▸ **Set exercise**
In your copy, repeat the records exactly and leave out the pictures.

▸ **Entries**
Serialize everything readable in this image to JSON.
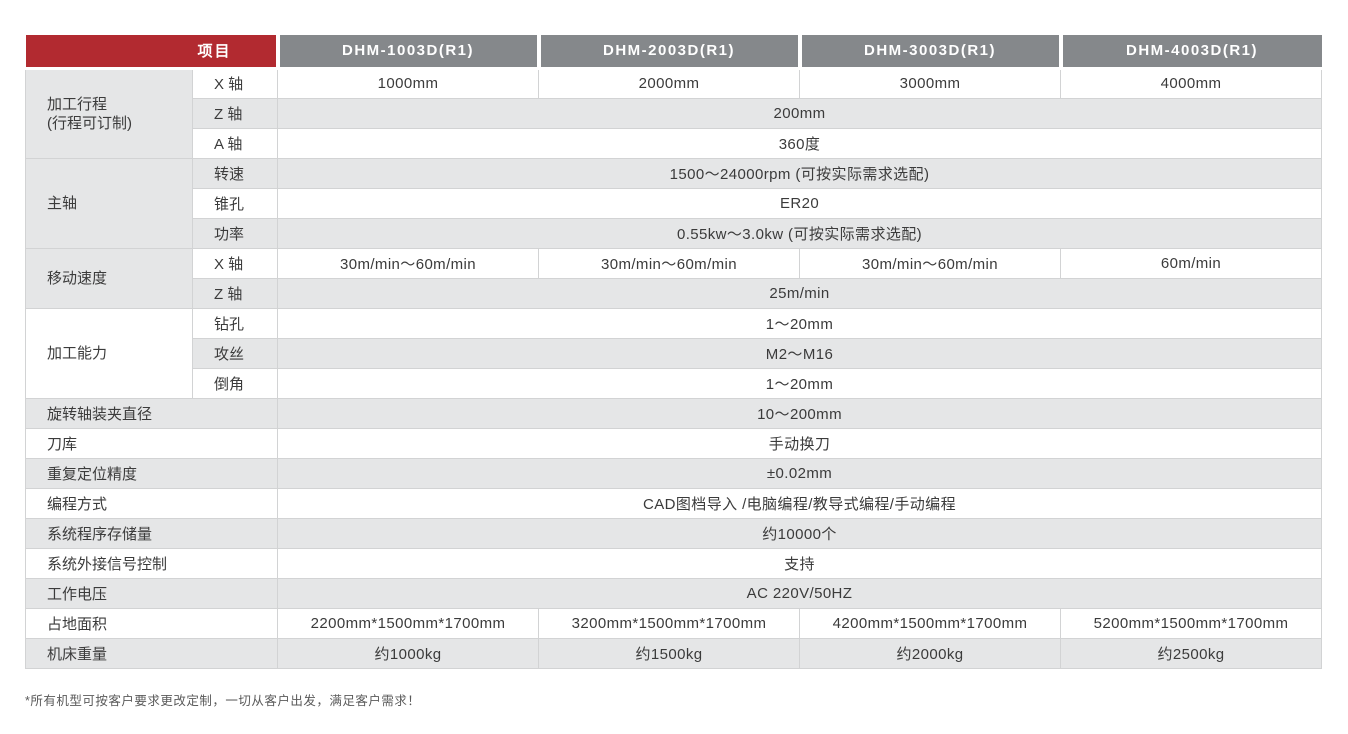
{
  "colors": {
    "accent_red": "#b22a30",
    "header_gray": "#85888b",
    "stripe_gray": "#e5e6e7"
  },
  "header": {
    "item_label": "项目",
    "models": [
      "DHM-1003D(R1)",
      "DHM-2003D(R1)",
      "DHM-3003D(R1)",
      "DHM-4003D(R1)"
    ]
  },
  "rows": [
    {
      "group": "加工行程",
      "group_note": "(行程可订制)",
      "sub": "X 轴",
      "values": [
        "1000mm",
        "2000mm",
        "3000mm",
        "4000mm"
      ]
    },
    {
      "sub": "Z 轴",
      "merged": "200mm"
    },
    {
      "sub": "A 轴",
      "merged": "360度"
    },
    {
      "group": "主轴",
      "sub": "转速",
      "merged": "1500～24000rpm (可按实际需求选配)"
    },
    {
      "sub": "锥孔",
      "merged": "ER20"
    },
    {
      "sub": "功率",
      "merged": "0.55kw～3.0kw (可按实际需求选配)"
    },
    {
      "group": "移动速度",
      "sub": "X 轴",
      "values": [
        "30m/min～60m/min",
        "30m/min～60m/min",
        "30m/min～60m/min",
        "60m/min"
      ]
    },
    {
      "sub": "Z 轴",
      "merged": "25m/min"
    },
    {
      "group": "加工能力",
      "sub": "钻孔",
      "merged": "1～20mm"
    },
    {
      "sub": "攻丝",
      "merged": "M2～M16"
    },
    {
      "sub": "倒角",
      "merged": "1～20mm"
    },
    {
      "label": "旋转轴装夹直径",
      "merged": "10～200mm"
    },
    {
      "label": "刀库",
      "merged": "手动换刀"
    },
    {
      "label": "重复定位精度",
      "merged": "±0.02mm"
    },
    {
      "label": "编程方式",
      "merged": "CAD图档导入 /电脑编程/教导式编程/手动编程"
    },
    {
      "label": "系统程序存储量",
      "merged": "约10000个"
    },
    {
      "label": "系统外接信号控制",
      "merged": "支持"
    },
    {
      "label": "工作电压",
      "merged": "AC 220V/50HZ"
    },
    {
      "label": "占地面积",
      "values": [
        "2200mm*1500mm*1700mm",
        "3200mm*1500mm*1700mm",
        "4200mm*1500mm*1700mm",
        "5200mm*1500mm*1700mm"
      ]
    },
    {
      "label": "机床重量",
      "values": [
        "约1000kg",
        "约1500kg",
        "约2000kg",
        "约2500kg"
      ]
    }
  ],
  "footnote": "*所有机型可按客户要求更改定制，一切从客户出发，满足客户需求！"
}
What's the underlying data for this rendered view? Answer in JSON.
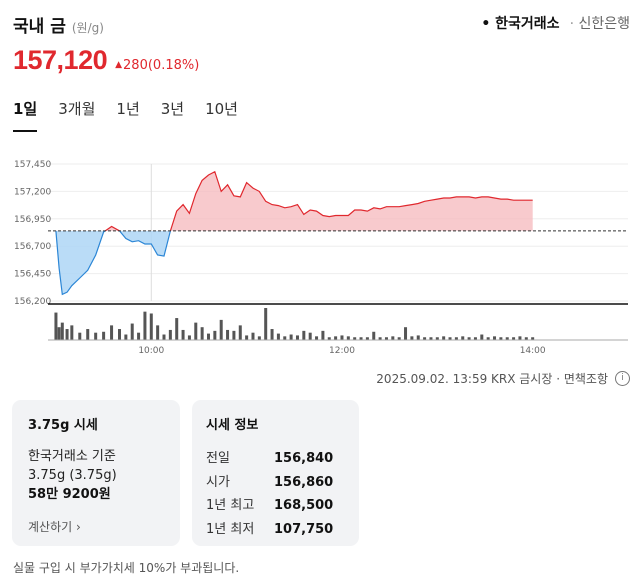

▸ **Finished task**
Serialize everything readable in this image to JSON.
{
  "colors": {
    "accent_red": "#b22a30",
    "header_gray": "#85888b",
    "stripe_gray": "#e5e6e7"
  },
  "header": {
    "item_label": "项目",
    "models": [
      "DHM-1003D(R1)",
      "DHM-2003D(R1)",
      "DHM-3003D(R1)",
      "DHM-4003D(R1)"
    ]
  },
  "rows": [
    {
      "group": "加工行程",
      "group_note": "(行程可订制)",
      "sub": "X 轴",
      "values": [
        "1000mm",
        "2000mm",
        "3000mm",
        "4000mm"
      ]
    },
    {
      "sub": "Z 轴",
      "merged": "200mm"
    },
    {
      "sub": "A 轴",
      "merged": "360度"
    },
    {
      "group": "主轴",
      "sub": "转速",
      "merged": "1500～24000rpm (可按实际需求选配)"
    },
    {
      "sub": "锥孔",
      "merged": "ER20"
    },
    {
      "sub": "功率",
      "merged": "0.55kw～3.0kw (可按实际需求选配)"
    },
    {
      "group": "移动速度",
      "sub": "X 轴",
      "values": [
        "30m/min～60m/min",
        "30m/min～60m/min",
        "30m/min～60m/min",
        "60m/min"
      ]
    },
    {
      "sub": "Z 轴",
      "merged": "25m/min"
    },
    {
      "group": "加工能力",
      "sub": "钻孔",
      "merged": "1～20mm"
    },
    {
      "sub": "攻丝",
      "merged": "M2～M16"
    },
    {
      "sub": "倒角",
      "merged": "1～20mm"
    },
    {
      "label": "旋转轴装夹直径",
      "merged": "10～200mm"
    },
    {
      "label": "刀库",
      "merged": "手动换刀"
    },
    {
      "label": "重复定位精度",
      "merged": "±0.02mm"
    },
    {
      "label": "编程方式",
      "merged": "CAD图档导入 /电脑编程/教导式编程/手动编程"
    },
    {
      "label": "系统程序存储量",
      "merged": "约10000个"
    },
    {
      "label": "系统外接信号控制",
      "merged": "支持"
    },
    {
      "label": "工作电压",
      "merged": "AC 220V/50HZ"
    },
    {
      "label": "占地面积",
      "values": [
        "2200mm*1500mm*1700mm",
        "3200mm*1500mm*1700mm",
        "4200mm*1500mm*1700mm",
        "5200mm*1500mm*1700mm"
      ]
    },
    {
      "label": "机床重量",
      "values": [
        "约1000kg",
        "约1500kg",
        "约2000kg",
        "约2500kg"
      ]
    }
  ],
  "footnote": "*所有机型可按客户要求更改定制，一切从客户出发，满足客户需求！"
}
What's the underlying data for this rendered view? Answer in JSON.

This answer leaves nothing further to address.